--- Record extracts ---
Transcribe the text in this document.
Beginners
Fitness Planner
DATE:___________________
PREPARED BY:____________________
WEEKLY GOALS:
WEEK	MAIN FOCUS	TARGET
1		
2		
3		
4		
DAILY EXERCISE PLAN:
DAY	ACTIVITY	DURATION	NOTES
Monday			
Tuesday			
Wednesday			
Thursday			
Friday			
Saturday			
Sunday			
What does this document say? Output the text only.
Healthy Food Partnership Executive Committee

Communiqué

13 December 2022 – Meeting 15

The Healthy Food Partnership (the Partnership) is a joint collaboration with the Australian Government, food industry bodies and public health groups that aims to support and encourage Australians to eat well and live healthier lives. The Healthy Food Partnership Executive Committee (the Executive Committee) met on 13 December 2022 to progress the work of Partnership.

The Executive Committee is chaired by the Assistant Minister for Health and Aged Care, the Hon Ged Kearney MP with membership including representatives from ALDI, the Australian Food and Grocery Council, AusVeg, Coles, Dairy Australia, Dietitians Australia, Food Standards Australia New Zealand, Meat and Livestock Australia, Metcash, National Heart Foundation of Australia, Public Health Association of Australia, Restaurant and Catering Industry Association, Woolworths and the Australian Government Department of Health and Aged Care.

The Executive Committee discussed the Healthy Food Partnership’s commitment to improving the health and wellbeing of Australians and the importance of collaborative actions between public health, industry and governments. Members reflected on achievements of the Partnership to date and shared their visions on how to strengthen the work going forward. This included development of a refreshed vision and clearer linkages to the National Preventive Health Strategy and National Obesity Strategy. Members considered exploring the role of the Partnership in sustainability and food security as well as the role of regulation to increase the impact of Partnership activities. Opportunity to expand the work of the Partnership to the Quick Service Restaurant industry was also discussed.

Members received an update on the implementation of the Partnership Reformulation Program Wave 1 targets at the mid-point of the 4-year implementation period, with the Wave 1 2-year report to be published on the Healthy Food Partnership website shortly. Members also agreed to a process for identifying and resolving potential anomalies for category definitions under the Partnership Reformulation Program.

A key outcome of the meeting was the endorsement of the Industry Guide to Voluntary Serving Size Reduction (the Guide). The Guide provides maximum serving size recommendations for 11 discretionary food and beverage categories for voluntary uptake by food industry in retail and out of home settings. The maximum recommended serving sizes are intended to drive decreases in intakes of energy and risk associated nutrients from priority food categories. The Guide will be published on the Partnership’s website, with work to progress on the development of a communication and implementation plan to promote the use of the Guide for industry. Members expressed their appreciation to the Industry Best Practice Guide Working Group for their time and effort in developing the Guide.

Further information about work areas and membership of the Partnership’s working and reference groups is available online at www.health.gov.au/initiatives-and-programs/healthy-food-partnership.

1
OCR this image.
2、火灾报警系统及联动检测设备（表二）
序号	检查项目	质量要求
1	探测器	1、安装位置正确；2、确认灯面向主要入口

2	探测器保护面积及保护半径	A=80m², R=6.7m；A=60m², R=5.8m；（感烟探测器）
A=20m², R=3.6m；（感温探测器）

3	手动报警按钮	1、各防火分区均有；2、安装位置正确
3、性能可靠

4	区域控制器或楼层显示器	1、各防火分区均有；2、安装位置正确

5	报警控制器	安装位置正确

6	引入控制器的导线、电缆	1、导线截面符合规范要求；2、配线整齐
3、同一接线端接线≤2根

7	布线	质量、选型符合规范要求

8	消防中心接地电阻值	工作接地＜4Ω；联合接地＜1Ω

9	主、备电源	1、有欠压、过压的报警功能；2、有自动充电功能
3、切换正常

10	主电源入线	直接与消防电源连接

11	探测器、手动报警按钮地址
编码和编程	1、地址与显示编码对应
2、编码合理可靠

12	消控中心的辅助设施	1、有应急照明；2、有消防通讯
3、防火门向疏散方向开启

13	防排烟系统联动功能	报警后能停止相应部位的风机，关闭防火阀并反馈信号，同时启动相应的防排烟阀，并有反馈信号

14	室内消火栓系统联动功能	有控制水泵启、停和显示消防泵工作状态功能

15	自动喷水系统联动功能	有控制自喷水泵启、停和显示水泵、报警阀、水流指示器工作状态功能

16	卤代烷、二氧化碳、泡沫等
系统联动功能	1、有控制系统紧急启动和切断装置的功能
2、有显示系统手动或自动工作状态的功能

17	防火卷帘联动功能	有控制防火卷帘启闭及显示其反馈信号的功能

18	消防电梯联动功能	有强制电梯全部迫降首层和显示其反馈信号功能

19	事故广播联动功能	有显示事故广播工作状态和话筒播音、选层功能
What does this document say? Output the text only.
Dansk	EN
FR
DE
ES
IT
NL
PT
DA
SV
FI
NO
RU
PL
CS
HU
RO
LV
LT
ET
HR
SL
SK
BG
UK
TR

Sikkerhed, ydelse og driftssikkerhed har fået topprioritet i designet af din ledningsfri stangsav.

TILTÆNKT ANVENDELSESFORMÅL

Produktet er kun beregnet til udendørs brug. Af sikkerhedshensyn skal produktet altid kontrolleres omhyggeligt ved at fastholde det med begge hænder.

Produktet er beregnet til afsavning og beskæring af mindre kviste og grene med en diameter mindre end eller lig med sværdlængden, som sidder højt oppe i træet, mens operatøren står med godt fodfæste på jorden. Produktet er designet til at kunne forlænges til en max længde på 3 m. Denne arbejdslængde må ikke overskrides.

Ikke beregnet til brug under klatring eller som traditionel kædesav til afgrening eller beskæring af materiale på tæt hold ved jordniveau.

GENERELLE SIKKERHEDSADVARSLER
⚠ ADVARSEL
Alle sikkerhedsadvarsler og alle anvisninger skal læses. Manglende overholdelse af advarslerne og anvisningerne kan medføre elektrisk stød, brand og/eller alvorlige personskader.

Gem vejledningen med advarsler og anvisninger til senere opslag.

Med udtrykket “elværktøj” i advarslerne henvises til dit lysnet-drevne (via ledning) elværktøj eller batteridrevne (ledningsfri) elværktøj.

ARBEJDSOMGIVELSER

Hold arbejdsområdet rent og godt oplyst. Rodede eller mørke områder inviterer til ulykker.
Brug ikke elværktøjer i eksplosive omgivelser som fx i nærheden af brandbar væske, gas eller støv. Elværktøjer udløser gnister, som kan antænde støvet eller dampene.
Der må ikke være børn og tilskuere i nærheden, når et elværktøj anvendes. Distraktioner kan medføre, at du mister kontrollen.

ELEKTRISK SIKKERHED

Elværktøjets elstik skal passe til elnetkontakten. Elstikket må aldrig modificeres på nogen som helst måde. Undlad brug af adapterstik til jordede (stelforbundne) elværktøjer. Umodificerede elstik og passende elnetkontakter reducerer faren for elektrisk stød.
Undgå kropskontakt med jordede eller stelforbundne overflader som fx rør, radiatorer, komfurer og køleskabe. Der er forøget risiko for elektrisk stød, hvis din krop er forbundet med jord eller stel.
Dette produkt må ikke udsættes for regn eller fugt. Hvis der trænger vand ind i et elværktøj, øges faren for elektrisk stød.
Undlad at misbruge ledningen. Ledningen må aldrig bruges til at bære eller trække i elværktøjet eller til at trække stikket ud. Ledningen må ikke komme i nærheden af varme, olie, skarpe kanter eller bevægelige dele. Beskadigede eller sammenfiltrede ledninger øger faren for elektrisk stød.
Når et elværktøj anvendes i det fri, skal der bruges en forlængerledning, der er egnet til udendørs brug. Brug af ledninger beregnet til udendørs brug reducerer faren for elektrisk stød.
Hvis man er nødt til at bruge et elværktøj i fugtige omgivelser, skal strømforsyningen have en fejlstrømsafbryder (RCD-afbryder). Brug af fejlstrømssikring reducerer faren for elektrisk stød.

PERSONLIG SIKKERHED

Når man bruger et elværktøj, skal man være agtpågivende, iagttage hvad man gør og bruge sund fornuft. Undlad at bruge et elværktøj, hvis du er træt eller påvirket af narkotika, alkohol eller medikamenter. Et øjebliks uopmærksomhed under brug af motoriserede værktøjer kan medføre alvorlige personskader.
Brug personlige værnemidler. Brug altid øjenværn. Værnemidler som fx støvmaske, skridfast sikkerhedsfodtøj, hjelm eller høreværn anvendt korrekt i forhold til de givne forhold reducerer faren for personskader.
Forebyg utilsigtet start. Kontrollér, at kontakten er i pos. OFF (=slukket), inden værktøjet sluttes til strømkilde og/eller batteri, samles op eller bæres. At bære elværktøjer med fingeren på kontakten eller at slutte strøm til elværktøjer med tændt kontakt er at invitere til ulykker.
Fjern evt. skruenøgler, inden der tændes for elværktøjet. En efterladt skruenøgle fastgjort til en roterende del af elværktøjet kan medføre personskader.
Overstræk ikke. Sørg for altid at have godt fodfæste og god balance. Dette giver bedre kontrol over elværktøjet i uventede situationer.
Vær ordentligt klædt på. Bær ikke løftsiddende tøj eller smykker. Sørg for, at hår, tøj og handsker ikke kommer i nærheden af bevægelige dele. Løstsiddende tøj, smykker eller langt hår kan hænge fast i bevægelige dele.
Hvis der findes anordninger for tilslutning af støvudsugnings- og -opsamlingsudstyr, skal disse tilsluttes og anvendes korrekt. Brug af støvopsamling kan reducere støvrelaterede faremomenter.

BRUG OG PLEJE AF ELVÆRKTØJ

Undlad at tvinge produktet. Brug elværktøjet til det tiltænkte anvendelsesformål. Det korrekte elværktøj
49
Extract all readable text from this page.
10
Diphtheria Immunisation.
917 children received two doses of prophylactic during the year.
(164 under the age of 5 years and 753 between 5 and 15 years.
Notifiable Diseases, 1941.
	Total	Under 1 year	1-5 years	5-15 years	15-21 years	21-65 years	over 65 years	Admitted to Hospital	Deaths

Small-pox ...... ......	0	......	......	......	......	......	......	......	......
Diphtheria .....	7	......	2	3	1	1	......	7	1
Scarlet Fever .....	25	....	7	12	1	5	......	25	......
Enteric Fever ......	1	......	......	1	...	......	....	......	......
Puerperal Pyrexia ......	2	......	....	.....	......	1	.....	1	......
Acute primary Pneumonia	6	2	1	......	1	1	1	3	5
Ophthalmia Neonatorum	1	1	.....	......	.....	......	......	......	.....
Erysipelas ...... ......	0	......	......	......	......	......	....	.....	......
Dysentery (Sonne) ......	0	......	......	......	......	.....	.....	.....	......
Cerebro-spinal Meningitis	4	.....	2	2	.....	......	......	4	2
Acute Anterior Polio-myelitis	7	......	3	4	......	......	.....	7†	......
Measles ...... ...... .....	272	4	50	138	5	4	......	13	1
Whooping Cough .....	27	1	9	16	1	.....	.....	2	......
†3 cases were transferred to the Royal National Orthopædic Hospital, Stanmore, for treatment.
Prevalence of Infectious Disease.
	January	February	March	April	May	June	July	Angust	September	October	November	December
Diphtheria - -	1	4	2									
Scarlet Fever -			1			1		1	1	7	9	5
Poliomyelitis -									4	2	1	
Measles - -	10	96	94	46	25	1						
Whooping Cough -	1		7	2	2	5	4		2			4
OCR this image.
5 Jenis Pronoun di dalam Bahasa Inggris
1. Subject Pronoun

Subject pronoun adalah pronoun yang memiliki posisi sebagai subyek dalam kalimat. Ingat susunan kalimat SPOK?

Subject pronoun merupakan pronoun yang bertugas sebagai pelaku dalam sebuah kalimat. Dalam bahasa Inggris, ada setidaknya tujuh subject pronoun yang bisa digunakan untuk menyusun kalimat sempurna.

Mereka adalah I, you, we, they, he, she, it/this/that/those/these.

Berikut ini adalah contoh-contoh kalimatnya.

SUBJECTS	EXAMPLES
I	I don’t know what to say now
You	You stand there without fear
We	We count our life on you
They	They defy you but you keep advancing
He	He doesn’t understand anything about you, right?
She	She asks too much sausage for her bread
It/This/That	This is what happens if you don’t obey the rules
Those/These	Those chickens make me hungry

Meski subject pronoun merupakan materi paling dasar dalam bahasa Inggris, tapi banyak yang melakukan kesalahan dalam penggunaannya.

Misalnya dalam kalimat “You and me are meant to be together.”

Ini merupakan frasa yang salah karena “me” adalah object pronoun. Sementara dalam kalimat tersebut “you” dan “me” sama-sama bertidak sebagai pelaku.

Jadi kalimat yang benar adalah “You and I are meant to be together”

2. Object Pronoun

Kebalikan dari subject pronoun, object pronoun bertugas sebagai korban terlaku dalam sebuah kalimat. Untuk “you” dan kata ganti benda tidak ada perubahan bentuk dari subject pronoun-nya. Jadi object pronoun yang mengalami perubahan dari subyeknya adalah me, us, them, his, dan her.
---
(Task statement): Search the entries for the word "about" and pick out every line that holds it.

(Solution to this exercise):
Further information about work areas and membership of the Partnership’s working and reference groups is available online at www.health.gov.au/initiatives-and-programs/healthy-food-partnership.
He	He doesn’t understand anything about you, right?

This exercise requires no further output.